• Records from a data source:
━━━━━━━━
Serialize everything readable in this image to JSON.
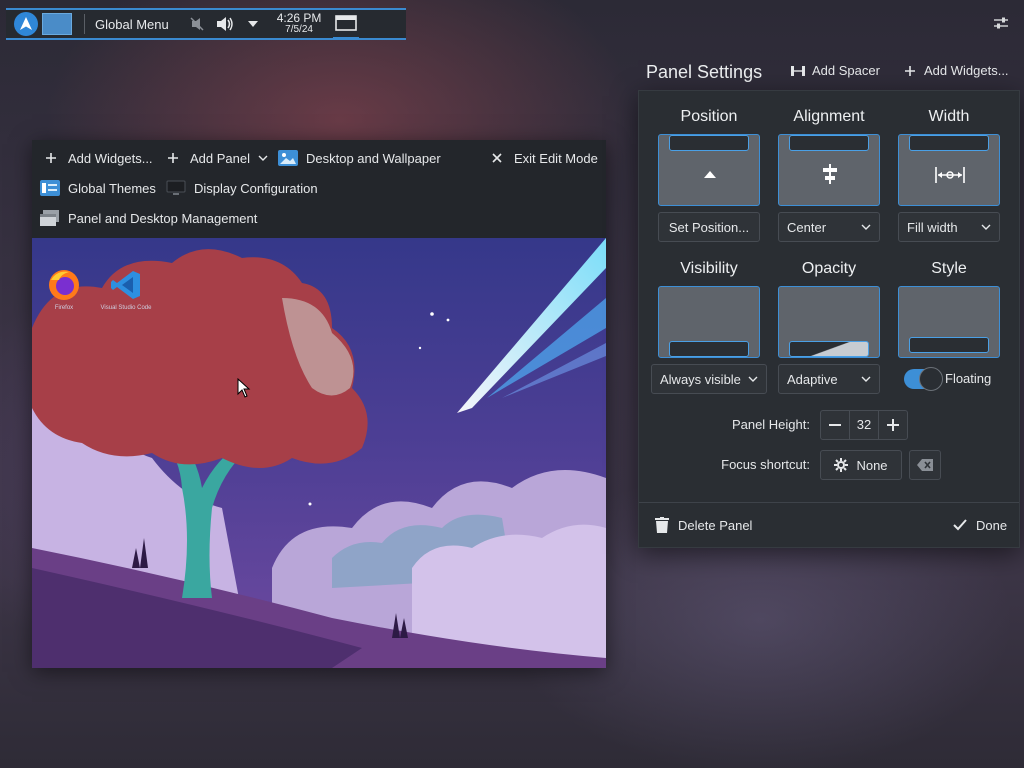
{
  "top_panel": {
    "global_menu": "Global Menu",
    "time": "4:26 PM",
    "date": "7/5/24"
  },
  "toolbar": {
    "add_widgets": "Add Widgets...",
    "add_panel": "Add Panel",
    "desktop_wallpaper": "Desktop and Wallpaper",
    "exit_edit_mode": "Exit Edit Mode",
    "global_themes": "Global Themes",
    "display_configuration": "Display Configuration",
    "panel_desktop_management": "Panel and Desktop Management"
  },
  "desktop_icons": [
    {
      "label": "Firefox",
      "icon": "firefox-icon"
    },
    {
      "label": "Visual Studio Code",
      "icon": "vscode-icon"
    }
  ],
  "panel_settings": {
    "title": "Panel Settings",
    "add_spacer": "Add Spacer",
    "add_widgets": "Add Widgets...",
    "position": {
      "label": "Position",
      "button": "Set Position..."
    },
    "alignment": {
      "label": "Alignment",
      "value": "Center"
    },
    "width": {
      "label": "Width",
      "value": "Fill width"
    },
    "visibility": {
      "label": "Visibility",
      "value": "Always visible"
    },
    "opacity": {
      "label": "Opacity",
      "value": "Adaptive"
    },
    "style": {
      "label": "Style",
      "value": "Floating",
      "enabled": true
    },
    "panel_height": {
      "label": "Panel Height:",
      "value": "32"
    },
    "focus_shortcut": {
      "label": "Focus shortcut:",
      "value": "None"
    },
    "delete_panel": "Delete Panel",
    "done": "Done"
  },
  "colors": {
    "accent": "#3d8fd6",
    "panel_bg": "#2a2e33",
    "tile_bg": "#5f646b"
  }
}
━━━━━━━━
• THE EXERCISE: Pictures are excluded; copy all other data exactly as shown.

• WORKED SOLUTION:
Serialize everything readable in this image to JSON.
{
  "top_panel": {
    "global_menu": "Global Menu",
    "time": "4:26 PM",
    "date": "7/5/24"
  },
  "toolbar": {
    "add_widgets": "Add Widgets...",
    "add_panel": "Add Panel",
    "desktop_wallpaper": "Desktop and Wallpaper",
    "exit_edit_mode": "Exit Edit Mode",
    "global_themes": "Global Themes",
    "display_configuration": "Display Configuration",
    "panel_desktop_management": "Panel and Desktop Management"
  },
  "desktop_icons": [
    {
      "label": "Firefox",
      "icon": "firefox-icon"
    },
    {
      "label": "Visual Studio Code",
      "icon": "vscode-icon"
    }
  ],
  "panel_settings": {
    "title": "Panel Settings",
    "add_spacer": "Add Spacer",
    "add_widgets": "Add Widgets...",
    "position": {
      "label": "Position",
      "button": "Set Position..."
    },
    "alignment": {
      "label": "Alignment",
      "value": "Center"
    },
    "width": {
      "label": "Width",
      "value": "Fill width"
    },
    "visibility": {
      "label": "Visibility",
      "value": "Always visible"
    },
    "opacity": {
      "label": "Opacity",
      "value": "Adaptive"
    },
    "style": {
      "label": "Style",
      "value": "Floating",
      "enabled": true
    },
    "panel_height": {
      "label": "Panel Height:",
      "value": "32"
    },
    "focus_shortcut": {
      "label": "Focus shortcut:",
      "value": "None"
    },
    "delete_panel": "Delete Panel",
    "done": "Done"
  },
  "colors": {
    "accent": "#3d8fd6",
    "panel_bg": "#2a2e33",
    "tile_bg": "#5f646b"
  }
}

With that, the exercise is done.